§ **WHAT TO DO**
Restate all of the data exactly.

-- begin DATASET ENTRIES --

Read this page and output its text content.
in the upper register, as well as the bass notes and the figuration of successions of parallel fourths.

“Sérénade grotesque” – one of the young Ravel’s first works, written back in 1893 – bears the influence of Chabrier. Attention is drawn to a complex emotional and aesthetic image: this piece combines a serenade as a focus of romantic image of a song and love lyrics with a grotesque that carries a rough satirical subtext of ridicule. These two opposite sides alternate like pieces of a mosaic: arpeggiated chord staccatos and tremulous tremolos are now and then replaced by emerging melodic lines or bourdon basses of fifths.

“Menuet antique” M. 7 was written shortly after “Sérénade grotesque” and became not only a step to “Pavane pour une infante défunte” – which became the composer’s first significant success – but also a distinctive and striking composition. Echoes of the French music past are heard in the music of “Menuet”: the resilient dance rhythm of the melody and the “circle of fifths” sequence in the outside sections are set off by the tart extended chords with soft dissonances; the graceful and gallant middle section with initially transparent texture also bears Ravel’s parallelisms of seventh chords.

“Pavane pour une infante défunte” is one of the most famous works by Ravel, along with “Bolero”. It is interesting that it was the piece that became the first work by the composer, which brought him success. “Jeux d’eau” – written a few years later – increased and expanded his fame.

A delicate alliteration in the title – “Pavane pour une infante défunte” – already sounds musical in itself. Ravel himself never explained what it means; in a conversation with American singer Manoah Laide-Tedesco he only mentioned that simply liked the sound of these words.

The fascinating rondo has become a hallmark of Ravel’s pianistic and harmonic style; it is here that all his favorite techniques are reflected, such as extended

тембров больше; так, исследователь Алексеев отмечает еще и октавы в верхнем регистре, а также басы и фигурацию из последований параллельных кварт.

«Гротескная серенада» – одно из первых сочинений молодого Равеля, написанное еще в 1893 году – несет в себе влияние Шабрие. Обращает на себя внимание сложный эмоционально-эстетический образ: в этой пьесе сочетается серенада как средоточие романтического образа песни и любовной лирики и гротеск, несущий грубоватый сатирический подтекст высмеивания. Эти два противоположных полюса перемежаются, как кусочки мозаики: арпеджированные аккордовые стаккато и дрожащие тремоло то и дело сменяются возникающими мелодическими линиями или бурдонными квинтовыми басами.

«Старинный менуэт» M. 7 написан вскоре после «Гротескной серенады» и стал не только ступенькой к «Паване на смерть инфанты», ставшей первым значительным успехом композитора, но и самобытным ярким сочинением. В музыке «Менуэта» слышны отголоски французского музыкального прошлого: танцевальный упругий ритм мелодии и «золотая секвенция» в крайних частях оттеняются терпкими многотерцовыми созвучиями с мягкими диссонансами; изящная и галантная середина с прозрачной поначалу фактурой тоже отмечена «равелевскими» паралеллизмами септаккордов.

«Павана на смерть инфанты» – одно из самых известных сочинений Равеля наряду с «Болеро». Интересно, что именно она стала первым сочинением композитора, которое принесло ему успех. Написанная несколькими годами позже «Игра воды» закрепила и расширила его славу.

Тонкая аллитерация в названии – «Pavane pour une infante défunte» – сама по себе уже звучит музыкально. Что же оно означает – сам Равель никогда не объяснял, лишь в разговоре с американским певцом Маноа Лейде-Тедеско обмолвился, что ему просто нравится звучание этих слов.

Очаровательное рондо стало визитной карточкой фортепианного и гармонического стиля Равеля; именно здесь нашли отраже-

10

-- end DATASET ENTRIES --

§ **OUTPUT OF THE EXERCISE**
Read this page and output its text content.
in the upper register, as well as the bass notes and the figuration of successions of parallel fourths.

“Sérénade grotesque” – one of the young Ravel’s first works, written back in 1893 – bears the influence of Chabrier. Attention is drawn to a complex emotional and aesthetic image: this piece combines a serenade as a focus of romantic image of a song and love lyrics with a grotesque that carries a rough satirical subtext of ridicule. These two opposite sides alternate like pieces of a mosaic: arpeggiated chord staccatos and tremulous tremolos are now and then replaced by emerging melodic lines or bourdon basses of fifths.

“Menuet antique” M. 7 was written shortly after “Sérénade grotesque” and became not only a step to “Pavane pour une infante défunte” – which became the composer’s first significant success – but also a distinctive and striking composition. Echoes of the French music past are heard in the music of “Menuet”: the resilient dance rhythm of the melody and the “circle of fifths” sequence in the outside sections are set off by the tart extended chords with soft dissonances; the graceful and gallant middle section with initially transparent texture also bears Ravel’s parallelisms of seventh chords.

“Pavane pour une infante défunte” is one of the most famous works by Ravel, along with “Bolero”. It is interesting that it was the piece that became the first work by the composer, which brought him success. “Jeux d’eau” – written a few years later – increased and expanded his fame.

A delicate alliteration in the title – “Pavane pour une infante défunte” – already sounds musical in itself. Ravel himself never explained what it means; in a conversation with American singer Manoah Laide-Tedesco he only mentioned that simply liked the sound of these words.

The fascinating rondo has become a hallmark of Ravel’s pianistic and harmonic style; it is here that all his favorite techniques are reflected, such as extended

тембров больше; так, исследователь Алексеев отмечает еще и октавы в верхнем регистре, а также басы и фигурацию из последований параллельных кварт.

«Гротескная серенада» – одно из первых сочинений молодого Равеля, написанное еще в 1893 году – несет в себе влияние Шабрие. Обращает на себя внимание сложный эмоционально-эстетический образ: в этой пьесе сочетается серенада как средоточие романтического образа песни и любовной лирики и гротеск, несущий грубоватый сатирический подтекст высмеивания. Эти два противоположных полюса перемежаются, как кусочки мозаики: арпеджированные аккордовые стаккато и дрожащие тремоло то и дело сменяются возникающими мелодическими линиями или бурдонными квинтовыми басами.

«Старинный менуэт» M. 7 написан вскоре после «Гротескной серенады» и стал не только ступенькой к «Паване на смерть инфанты», ставшей первым значительным успехом композитора, но и самобытным ярким сочинением. В музыке «Менуэта» слышны отголоски французского музыкального прошлого: танцевальный упругий ритм мелодии и «золотая секвенция» в крайних частях оттеняются терпкими многотерцовыми созвучиями с мягкими диссонансами; изящная и галантная середина с прозрачной поначалу фактурой тоже отмечена «равелевскими» паралеллизмами септаккордов.

«Павана на смерть инфанты» – одно из самых известных сочинений Равеля наряду с «Болеро». Интересно, что именно она стала первым сочинением композитора, которое принесло ему успех. Написанная несколькими годами позже «Игра воды» закрепила и расширила его славу.

Тонкая аллитерация в названии – «Pavane pour une infante défunte» – сама по себе уже звучит музыкально. Что же оно означает – сам Равель никогда не объяснял, лишь в разговоре с американским певцом Маноа Лейде-Тедеско обмолвился, что ему просто нравится звучание этих слов.

Очаровательное рондо стало визитной карточкой фортепианного и гармонического стиля Равеля; именно здесь нашли отраже-

10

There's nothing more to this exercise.